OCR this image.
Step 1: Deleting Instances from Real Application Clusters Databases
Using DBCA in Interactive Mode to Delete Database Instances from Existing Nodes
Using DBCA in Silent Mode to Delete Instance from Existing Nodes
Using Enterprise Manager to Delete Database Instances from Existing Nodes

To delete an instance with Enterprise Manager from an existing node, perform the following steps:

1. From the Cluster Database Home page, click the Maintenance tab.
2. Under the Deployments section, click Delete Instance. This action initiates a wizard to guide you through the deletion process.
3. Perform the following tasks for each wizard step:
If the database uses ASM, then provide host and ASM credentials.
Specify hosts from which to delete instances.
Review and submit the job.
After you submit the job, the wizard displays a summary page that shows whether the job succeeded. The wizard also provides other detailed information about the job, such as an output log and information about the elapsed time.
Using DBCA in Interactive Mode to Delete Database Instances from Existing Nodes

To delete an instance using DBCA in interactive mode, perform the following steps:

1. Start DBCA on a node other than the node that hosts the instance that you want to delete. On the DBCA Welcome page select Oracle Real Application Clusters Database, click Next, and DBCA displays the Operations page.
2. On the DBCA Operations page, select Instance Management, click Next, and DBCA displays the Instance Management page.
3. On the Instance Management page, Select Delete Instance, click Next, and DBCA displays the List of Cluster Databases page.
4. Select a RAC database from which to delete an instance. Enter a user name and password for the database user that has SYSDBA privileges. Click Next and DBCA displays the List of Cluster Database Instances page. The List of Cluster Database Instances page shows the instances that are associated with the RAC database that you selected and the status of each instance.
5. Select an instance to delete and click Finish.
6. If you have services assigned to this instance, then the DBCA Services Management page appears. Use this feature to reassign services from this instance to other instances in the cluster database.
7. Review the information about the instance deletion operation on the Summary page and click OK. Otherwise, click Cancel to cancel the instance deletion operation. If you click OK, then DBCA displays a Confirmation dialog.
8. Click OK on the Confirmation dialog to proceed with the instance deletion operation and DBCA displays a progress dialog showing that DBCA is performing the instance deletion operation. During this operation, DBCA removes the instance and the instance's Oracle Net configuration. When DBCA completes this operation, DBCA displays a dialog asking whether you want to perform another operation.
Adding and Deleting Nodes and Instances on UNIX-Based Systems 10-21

= = = = = = =

What is the number of lines that contain "want"? Reply with that number alone.

### REPLY TO THE EXERCISE
2